From the listing below, pull out all lines with "FABRICATED" in them.

>> begin Material provided

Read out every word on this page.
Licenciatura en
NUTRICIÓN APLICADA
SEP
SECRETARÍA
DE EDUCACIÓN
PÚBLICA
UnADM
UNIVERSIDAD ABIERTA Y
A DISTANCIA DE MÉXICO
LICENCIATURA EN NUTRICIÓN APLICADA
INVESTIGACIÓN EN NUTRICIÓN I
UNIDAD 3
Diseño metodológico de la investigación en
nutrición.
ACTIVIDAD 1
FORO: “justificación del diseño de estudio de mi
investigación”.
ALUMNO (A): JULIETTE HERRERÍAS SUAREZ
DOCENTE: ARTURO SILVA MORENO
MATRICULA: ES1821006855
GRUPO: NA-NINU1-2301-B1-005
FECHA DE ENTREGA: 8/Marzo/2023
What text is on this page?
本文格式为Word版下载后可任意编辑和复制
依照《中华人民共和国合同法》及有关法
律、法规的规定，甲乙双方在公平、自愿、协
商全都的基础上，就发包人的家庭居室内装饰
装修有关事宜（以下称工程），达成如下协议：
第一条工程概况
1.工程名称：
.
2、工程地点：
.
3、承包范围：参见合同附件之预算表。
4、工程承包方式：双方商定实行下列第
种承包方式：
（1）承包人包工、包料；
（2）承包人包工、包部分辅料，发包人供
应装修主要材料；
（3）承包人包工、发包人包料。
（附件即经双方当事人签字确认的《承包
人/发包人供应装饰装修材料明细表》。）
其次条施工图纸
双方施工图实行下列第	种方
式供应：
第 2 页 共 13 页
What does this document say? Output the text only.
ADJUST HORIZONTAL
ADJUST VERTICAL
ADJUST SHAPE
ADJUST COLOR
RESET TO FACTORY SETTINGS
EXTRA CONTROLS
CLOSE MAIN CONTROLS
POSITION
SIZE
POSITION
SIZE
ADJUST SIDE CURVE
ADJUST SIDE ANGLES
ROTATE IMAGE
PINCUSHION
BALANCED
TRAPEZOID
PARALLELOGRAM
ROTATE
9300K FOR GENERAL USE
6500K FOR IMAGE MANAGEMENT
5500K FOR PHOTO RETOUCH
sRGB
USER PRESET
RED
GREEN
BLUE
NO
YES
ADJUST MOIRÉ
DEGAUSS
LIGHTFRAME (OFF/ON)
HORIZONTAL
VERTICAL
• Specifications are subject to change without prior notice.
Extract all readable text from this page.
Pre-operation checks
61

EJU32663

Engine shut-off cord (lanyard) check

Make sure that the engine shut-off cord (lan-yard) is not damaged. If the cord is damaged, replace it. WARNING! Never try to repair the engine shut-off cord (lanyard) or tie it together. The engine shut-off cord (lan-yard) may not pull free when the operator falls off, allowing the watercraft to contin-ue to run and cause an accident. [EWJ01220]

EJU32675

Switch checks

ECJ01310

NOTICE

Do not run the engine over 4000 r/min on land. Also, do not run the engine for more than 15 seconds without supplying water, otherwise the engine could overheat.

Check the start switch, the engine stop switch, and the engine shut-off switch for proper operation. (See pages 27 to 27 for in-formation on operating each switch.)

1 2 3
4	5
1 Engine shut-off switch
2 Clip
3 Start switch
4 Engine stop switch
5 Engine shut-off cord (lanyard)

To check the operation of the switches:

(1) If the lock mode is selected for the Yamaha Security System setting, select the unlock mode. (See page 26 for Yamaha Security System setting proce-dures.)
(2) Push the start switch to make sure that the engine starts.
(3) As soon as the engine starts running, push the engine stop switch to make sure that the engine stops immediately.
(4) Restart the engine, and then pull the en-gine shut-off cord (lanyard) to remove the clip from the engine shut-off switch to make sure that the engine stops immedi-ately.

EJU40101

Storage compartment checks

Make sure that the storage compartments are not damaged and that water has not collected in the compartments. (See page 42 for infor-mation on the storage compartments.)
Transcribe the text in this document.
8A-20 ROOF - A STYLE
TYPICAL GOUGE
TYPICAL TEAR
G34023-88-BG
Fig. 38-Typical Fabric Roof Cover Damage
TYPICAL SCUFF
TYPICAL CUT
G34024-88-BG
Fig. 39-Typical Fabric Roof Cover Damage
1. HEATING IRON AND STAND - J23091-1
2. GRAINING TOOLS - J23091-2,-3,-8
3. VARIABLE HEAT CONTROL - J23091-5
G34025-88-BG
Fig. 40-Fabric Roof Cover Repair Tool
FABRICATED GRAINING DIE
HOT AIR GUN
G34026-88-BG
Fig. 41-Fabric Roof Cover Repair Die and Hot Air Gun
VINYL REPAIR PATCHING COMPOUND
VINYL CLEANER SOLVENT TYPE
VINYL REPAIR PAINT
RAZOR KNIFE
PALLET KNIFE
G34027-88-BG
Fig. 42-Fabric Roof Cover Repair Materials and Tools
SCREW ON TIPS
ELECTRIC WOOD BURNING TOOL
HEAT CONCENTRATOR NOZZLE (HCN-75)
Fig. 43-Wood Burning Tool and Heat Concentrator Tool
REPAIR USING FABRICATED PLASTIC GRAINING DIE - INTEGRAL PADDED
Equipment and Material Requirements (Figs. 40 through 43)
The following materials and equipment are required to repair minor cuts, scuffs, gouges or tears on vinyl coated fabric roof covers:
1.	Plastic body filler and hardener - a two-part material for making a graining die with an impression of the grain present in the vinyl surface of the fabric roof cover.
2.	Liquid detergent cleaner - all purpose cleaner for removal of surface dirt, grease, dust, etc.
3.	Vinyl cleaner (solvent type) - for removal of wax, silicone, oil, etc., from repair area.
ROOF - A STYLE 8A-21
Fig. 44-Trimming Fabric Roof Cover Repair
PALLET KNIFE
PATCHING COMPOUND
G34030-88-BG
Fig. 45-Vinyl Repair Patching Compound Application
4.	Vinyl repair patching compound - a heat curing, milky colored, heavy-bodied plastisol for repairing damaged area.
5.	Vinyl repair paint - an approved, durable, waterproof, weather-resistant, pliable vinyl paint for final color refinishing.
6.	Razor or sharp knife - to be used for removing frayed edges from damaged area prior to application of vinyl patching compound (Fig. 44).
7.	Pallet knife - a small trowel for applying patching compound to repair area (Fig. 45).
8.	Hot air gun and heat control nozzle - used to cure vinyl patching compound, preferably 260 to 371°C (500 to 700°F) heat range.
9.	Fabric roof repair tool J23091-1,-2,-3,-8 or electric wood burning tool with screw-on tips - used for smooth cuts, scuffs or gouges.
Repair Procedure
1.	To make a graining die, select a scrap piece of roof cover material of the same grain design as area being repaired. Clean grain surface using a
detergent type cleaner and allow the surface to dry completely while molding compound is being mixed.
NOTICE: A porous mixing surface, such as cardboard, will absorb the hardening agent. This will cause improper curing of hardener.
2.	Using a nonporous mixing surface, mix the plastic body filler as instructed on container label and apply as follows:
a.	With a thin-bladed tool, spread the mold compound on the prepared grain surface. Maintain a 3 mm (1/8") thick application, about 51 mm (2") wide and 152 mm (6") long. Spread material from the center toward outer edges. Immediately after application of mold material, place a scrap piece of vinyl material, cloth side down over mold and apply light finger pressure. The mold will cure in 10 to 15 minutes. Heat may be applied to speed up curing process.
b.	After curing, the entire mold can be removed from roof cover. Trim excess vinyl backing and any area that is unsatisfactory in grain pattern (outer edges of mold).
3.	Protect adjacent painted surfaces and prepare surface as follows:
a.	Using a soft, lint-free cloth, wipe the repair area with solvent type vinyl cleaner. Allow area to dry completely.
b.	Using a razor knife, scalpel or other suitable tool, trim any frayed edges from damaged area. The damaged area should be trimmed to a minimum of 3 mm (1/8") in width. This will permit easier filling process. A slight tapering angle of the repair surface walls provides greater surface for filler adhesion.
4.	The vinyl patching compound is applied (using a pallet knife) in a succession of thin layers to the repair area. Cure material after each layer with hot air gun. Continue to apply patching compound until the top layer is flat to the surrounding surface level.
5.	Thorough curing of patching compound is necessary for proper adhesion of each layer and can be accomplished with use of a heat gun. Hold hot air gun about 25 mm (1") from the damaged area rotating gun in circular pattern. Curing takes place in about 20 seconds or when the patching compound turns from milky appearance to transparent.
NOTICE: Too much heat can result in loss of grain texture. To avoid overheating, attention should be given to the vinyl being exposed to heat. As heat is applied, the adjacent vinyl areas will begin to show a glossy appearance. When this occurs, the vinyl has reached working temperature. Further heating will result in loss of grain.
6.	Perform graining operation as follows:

>> end Material provided

**Response for this exercise:**
FABRICATED GRAINING DIE
REPAIR USING FABRICATED PLASTIC GRAINING DIE - INTEGRAL PADDED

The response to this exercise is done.